DATA EXCERPTS:
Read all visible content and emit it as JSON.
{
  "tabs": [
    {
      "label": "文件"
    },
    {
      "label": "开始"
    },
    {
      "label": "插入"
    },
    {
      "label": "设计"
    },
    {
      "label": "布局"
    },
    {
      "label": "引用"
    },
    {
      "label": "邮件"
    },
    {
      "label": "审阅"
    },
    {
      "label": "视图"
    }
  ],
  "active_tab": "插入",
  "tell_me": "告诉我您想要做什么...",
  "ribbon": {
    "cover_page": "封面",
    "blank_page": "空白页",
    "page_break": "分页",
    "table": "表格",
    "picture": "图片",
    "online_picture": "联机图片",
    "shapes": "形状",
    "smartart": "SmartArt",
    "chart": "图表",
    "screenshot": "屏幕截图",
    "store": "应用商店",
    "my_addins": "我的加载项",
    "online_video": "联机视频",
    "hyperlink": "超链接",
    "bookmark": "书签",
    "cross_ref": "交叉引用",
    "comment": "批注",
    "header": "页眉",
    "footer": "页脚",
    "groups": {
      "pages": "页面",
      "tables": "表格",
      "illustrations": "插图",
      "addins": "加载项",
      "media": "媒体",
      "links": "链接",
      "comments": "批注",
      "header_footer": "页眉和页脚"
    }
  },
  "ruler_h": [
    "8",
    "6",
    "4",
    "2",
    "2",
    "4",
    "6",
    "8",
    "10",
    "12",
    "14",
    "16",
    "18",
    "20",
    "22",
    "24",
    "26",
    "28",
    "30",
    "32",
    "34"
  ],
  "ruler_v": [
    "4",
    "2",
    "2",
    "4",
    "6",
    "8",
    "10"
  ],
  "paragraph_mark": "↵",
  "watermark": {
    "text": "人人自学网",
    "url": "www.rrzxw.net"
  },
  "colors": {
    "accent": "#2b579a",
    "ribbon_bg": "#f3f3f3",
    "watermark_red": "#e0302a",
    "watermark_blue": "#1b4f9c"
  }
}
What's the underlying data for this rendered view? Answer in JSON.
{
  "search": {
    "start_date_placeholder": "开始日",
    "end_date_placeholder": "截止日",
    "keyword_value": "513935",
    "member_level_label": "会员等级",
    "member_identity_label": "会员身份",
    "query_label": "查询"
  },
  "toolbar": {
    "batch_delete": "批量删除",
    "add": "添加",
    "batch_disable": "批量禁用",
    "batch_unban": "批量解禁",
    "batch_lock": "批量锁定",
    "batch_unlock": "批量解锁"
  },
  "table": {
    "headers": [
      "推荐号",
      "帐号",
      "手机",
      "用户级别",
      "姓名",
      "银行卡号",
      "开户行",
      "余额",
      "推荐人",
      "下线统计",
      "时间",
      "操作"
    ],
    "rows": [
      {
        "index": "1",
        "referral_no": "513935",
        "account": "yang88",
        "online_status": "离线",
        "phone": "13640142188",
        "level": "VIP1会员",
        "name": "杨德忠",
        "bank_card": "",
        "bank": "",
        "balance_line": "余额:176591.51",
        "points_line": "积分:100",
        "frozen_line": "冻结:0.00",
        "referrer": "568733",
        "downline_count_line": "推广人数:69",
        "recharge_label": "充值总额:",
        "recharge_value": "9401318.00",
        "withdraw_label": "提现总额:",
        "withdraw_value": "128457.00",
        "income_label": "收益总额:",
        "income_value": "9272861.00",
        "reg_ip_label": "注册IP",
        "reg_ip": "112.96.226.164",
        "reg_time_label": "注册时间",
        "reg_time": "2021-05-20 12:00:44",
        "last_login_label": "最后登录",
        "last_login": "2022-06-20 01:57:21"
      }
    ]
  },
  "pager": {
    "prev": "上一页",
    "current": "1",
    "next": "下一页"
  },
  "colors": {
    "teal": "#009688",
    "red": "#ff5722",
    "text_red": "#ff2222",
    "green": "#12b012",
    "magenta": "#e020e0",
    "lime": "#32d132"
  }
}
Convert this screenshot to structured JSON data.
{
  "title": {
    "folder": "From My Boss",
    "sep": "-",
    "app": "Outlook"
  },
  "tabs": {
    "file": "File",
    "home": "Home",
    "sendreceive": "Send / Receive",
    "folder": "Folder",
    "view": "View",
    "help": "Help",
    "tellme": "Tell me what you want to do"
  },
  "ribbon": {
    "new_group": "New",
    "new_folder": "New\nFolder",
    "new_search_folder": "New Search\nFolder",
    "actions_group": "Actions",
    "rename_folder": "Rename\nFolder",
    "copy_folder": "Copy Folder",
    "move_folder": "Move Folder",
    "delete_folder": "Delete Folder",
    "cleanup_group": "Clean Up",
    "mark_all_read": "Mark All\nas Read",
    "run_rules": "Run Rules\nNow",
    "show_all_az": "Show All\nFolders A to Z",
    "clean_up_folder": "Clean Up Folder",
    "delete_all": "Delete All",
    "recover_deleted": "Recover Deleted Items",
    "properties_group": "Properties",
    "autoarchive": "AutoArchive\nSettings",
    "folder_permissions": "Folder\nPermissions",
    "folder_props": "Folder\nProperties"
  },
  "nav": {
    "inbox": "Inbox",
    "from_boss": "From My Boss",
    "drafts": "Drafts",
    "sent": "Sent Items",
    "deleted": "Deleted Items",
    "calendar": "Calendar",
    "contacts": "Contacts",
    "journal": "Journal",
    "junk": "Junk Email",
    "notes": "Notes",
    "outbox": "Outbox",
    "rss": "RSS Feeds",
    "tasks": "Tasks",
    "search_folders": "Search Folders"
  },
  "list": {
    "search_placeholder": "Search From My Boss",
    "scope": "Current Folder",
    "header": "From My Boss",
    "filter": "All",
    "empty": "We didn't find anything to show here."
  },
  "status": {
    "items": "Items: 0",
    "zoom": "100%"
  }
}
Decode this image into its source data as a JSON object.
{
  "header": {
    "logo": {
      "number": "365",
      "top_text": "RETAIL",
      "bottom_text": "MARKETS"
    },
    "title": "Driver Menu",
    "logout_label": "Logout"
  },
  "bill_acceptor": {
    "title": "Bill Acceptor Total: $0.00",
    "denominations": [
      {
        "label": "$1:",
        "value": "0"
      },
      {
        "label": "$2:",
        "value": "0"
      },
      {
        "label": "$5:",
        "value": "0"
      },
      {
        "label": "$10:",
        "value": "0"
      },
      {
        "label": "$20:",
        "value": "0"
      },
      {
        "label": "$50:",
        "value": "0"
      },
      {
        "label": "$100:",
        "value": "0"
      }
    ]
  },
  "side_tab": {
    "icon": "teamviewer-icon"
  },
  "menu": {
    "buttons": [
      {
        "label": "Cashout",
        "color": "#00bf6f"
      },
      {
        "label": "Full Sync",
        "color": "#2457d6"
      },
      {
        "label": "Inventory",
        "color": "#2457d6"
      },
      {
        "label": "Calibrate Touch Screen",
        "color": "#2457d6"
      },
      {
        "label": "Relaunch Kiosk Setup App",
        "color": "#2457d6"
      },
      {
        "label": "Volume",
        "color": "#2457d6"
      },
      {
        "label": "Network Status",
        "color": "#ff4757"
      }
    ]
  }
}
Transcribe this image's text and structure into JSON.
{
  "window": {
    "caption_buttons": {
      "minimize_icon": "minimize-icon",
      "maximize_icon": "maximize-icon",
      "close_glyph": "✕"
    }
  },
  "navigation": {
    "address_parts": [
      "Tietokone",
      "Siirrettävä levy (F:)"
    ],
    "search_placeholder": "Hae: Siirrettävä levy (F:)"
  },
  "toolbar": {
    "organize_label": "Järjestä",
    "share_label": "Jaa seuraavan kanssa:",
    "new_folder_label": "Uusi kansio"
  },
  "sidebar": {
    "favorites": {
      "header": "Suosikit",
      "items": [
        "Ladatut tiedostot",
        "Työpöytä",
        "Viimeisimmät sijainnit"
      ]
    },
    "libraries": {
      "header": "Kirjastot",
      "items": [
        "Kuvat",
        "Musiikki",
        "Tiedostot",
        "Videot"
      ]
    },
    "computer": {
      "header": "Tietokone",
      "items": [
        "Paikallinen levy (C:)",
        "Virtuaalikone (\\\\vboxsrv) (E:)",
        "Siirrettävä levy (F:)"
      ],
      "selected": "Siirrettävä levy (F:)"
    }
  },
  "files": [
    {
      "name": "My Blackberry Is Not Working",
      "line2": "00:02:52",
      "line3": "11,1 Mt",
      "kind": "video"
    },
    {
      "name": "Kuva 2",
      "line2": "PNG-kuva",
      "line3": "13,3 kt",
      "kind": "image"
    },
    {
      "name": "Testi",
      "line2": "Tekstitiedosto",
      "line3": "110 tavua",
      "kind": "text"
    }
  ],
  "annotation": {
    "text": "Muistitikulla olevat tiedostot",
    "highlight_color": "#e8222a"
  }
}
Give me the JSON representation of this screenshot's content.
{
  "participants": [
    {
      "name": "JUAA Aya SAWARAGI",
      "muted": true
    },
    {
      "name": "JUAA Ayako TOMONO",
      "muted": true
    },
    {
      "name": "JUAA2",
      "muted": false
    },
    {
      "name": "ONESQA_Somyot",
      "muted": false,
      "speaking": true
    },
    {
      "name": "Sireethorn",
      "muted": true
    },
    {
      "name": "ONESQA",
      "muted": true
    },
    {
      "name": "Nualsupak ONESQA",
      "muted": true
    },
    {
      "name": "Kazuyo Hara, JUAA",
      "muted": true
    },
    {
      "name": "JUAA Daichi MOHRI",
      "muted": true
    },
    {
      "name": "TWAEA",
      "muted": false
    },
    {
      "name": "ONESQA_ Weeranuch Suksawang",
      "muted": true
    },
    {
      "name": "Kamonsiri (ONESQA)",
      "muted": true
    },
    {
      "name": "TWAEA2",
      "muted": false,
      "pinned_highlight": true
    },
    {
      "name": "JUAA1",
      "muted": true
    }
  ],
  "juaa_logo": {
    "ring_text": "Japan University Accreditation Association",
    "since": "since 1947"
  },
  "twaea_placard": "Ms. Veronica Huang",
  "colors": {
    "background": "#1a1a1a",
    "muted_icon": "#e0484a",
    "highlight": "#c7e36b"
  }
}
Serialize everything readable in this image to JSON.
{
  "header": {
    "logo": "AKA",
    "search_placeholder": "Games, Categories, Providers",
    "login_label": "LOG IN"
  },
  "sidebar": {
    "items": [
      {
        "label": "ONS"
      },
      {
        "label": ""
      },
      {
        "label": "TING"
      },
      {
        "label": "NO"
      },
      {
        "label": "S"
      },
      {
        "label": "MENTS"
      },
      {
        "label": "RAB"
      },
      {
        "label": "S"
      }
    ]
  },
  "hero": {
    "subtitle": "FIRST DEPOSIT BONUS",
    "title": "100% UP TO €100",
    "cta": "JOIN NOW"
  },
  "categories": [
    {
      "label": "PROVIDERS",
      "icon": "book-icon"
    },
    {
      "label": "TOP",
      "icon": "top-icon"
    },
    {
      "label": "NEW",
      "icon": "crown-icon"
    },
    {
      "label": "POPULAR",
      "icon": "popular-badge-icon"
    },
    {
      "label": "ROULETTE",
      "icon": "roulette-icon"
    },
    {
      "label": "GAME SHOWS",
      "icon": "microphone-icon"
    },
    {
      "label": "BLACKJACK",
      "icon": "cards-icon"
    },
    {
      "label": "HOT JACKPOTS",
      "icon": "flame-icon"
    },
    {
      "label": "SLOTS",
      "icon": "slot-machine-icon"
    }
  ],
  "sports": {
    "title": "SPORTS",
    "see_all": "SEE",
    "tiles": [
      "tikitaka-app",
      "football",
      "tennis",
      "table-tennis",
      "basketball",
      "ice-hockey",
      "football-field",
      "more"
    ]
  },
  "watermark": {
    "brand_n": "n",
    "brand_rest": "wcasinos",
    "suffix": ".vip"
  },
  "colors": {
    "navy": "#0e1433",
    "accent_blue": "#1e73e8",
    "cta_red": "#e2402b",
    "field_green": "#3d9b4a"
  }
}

STATED TASK: Within the material above, find the lines that contain the word "screenshot"; copy them.

FINISHED ANSWER:
    "screenshot": "屏幕截图",
Convert this screenshot to structured JSON data.
Give me the JSON representation of this screenshot's content.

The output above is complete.